━━━━━ Data extract ━━━━━
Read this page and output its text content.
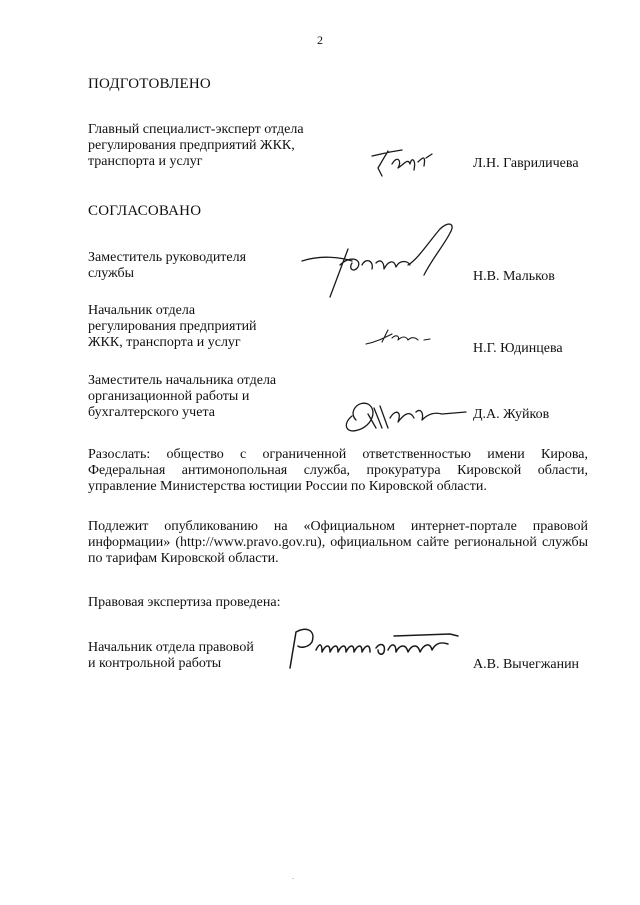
2
ПОДГОТОВЛЕНО
Главный специалист-эксперт отдела
регулирования предприятий ЖКК,
транспорта и услуг	Л.Н. Гавриличева
СОГЛАСОВАНО
Заместитель руководителя
службы	Н.В. Мальков
Начальник отдела
регулирования предприятий
ЖКК, транспорта и услуг	Н.Г. Юдинцева
Заместитель начальника отдела
организационной работы и
бухгалтерского учета	Д.А. Жуйков
Разослать: общество с ограниченной ответственностью имени Кирова, Федеральная антимонопольная служба, прокуратура Кировской области, управление Министерства юстиции России по Кировской области.
Подлежит опубликованию на «Официальном интернет-портале правовой информации» (http://www.pravo.gov.ru), официальном сайте региональной службы по тарифам Кировской области.
Правовая экспертиза проведена:
Начальник отдела правовой
и контрольной работы	А.В. Вычегжанин
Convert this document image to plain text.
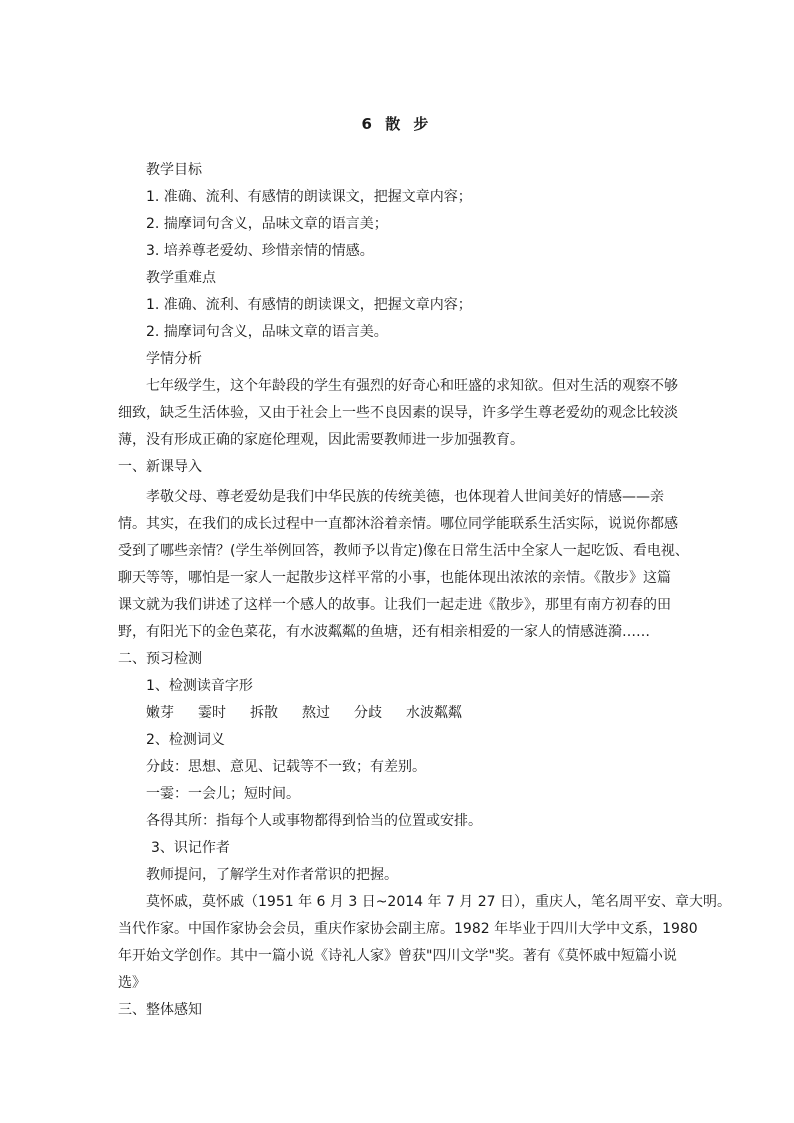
6 散 步
教学目标
1. 准确、流利、有感情的朗读课文，把握文章内容；
2. 揣摩词句含义，品味文章的语言美；
3. 培养尊老爱幼、珍惜亲情的情感。
教学重难点
1. 准确、流利、有感情的朗读课文，把握文章内容；
2. 揣摩词句含义，品味文章的语言美。
学情分析
七年级学生，这个年龄段的学生有强烈的好奇心和旺盛的求知欲。但对生活的观察不够
细致，缺乏生活体验，又由于社会上一些不良因素的误导，许多学生尊老爱幼的观念比较淡
薄，没有形成正确的家庭伦理观，因此需要教师进一步加强教育。
一、新课导入
孝敬父母、尊老爱幼是我们中华民族的传统美德，也体现着人世间美好的情感——亲
情。其实，在我们的成长过程中一直都沐浴着亲情。哪位同学能联系生活实际，说说你都感
受到了哪些亲情？(学生举例回答，教师予以肯定)像在日常生活中全家人一起吃饭、看电视、
聊天等等，哪怕是一家人一起散步这样平常的小事，也能体现出浓浓的亲情。《散步》这篇
课文就为我们讲述了这样一个感人的故事。让我们一起走进《散步》，那里有南方初春的田
野，有阳光下的金色菜花，有水波粼粼的鱼塘，还有相亲相爱的一家人的情感涟漪……
二、预习检测
1、检测读音字形
嫩芽 霎时 拆散 熬过 分歧 水波粼粼
2、检测词义
分歧：思想、意见、记载等不一致；有差别。
一霎：一会儿；短时间。
各得其所：指每个人或事物都得到恰当的位置或安排。
3、识记作者
教师提问，了解学生对作者常识的把握。
莫怀戚，莫怀戚（1951 年 6 月 3 日~2014 年 7 月 27 日），重庆人，笔名周平安、章大明。
当代作家。中国作家协会会员，重庆作家协会副主席。1982 年毕业于四川大学中文系，1980
年开始文学创作。其中一篇小说《诗礼人家》曾获"四川文学"奖。著有《莫怀戚中短篇小说
选》
三、整体感知
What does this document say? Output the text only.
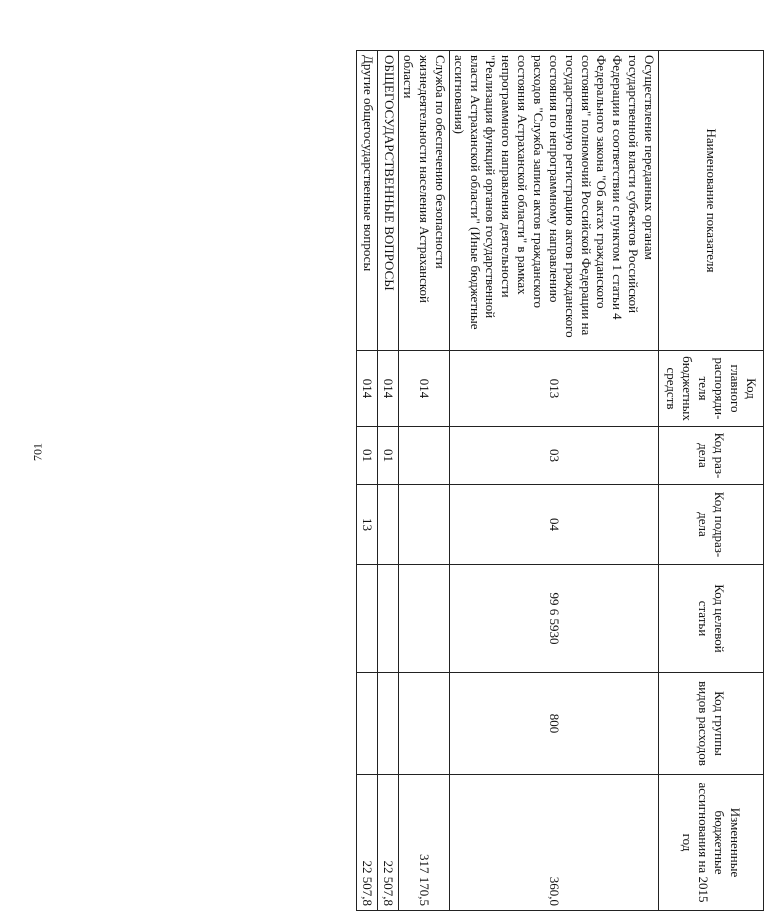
701
Наименование показателя	Код главного распоряди- теля бюджетных средств	Код раз- дела	Код подраз- дела	Код целевой статьи	Код группы видов расходов	Измененные бюджетные ассигнования на 2015 год
Осуществление переданных органам государственной власти субъектов Российской Федерации в соответствии с пунктом 1 статьи 4 Федерального закона "Об актах гражданского состояния" полномочий Российской Федерации на государственную регистрацию актов гражданского состояния по непрограммному направлению расходов "Служба записи актов гражданского состояния Астраханской области" в рамках непрограммного направления деятельности "Реализация функций органов государственной власти Астраханской области" (Иные бюджетные ассигнования)	013	03	04	99 6 5930	800	360,0
Служба по обеспечению безопасности жизнедеятельности населения Астраханской области	014					317 170,5
ОБЩЕГОСУДАРСТВЕННЫЕ ВОПРОСЫ	014	01				22 507,8
Другие общегосударственные вопросы	014	01	13			22 507,8
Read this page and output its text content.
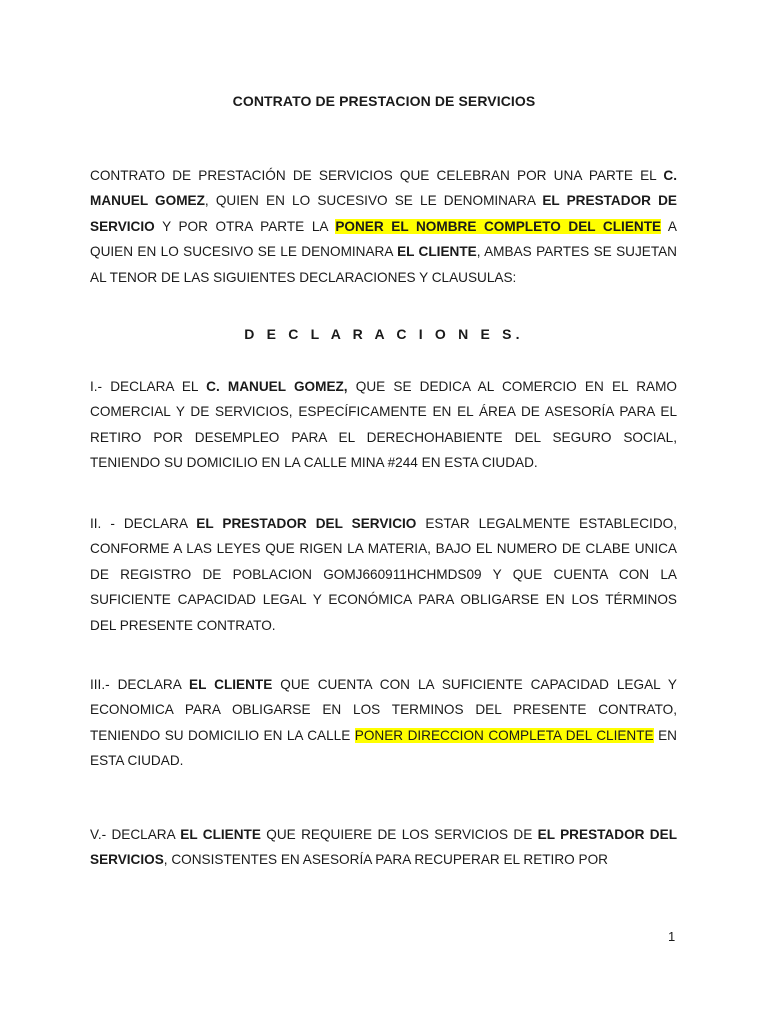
CONTRATO DE PRESTACION DE SERVICIOS

CONTRATO DE PRESTACIÓN DE SERVICIOS QUE CELEBRAN POR UNA PARTE EL C. MANUEL GOMEZ, QUIEN EN LO SUCESIVO SE LE DENOMINARA EL PRESTADOR DE SERVICIO Y POR OTRA PARTE LA PONER EL NOMBRE COMPLETO DEL CLIENTE A QUIEN EN LO SUCESIVO SE LE DENOMINARA EL CLIENTE, AMBAS PARTES SE SUJETAN AL TENOR DE LAS SIGUIENTES DECLARACIONES Y CLAUSULAS:

D E C L A R A C I O N E S.

I.- DECLARA EL C. MANUEL GOMEZ, QUE SE DEDICA AL COMERCIO EN EL RAMO COMERCIAL Y DE SERVICIOS, ESPECÍFICAMENTE EN EL ÁREA DE ASESORÍA PARA EL RETIRO POR DESEMPLEO PARA EL DERECHOHABIENTE DEL SEGURO SOCIAL, TENIENDO SU DOMICILIO EN LA CALLE MINA #244 EN ESTA CIUDAD.

II. - DECLARA EL PRESTADOR DEL SERVICIO ESTAR LEGALMENTE ESTABLECIDO, CONFORME A LAS LEYES QUE RIGEN LA MATERIA, BAJO EL NUMERO DE CLABE UNICA DE REGISTRO DE POBLACION GOMJ660911HCHMDS09 Y QUE CUENTA CON LA SUFICIENTE CAPACIDAD LEGAL Y ECONÓMICA PARA OBLIGARSE EN LOS TÉRMINOS DEL PRESENTE CONTRATO.

III.- DECLARA EL CLIENTE QUE CUENTA CON LA SUFICIENTE CAPACIDAD LEGAL Y ECONOMICA PARA OBLIGARSE EN LOS TERMINOS DEL PRESENTE CONTRATO, TENIENDO SU DOMICILIO EN LA CALLE PONER DIRECCION COMPLETA DEL CLIENTE EN ESTA CIUDAD.

V.- DECLARA EL CLIENTE QUE REQUIERE DE LOS SERVICIOS DE EL PRESTADOR DEL SERVICIOS, CONSISTENTES EN ASESORÍA PARA RECUPERAR EL RETIRO POR

1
━━━━━
Problem description:
Lines that hold "статьи" are the ones to copy; find all of them.

Written answer:
Наименование показателя	Код главного распоряди- теля бюджетных средств	Код раз- дела	Код подраз- дела	Код целевой статьи	Код группы видов расходов	Измененные бюджетные ассигнования на 2015 год
Осуществление переданных органам государственной власти субъектов Российской Федерации в соответствии с пунктом 1 статьи 4 Федерального закона "Об актах гражданского состояния" полномочий Российской Федерации на государственную регистрацию актов гражданского состояния по непрограммному направлению расходов "Служба записи актов гражданского состояния Астраханской области" в рамках непрограммного направления деятельности "Реализация функций органов государственной власти Астраханской области" (Иные бюджетные ассигнования)	013	03	04	99 6 5930	800	360,0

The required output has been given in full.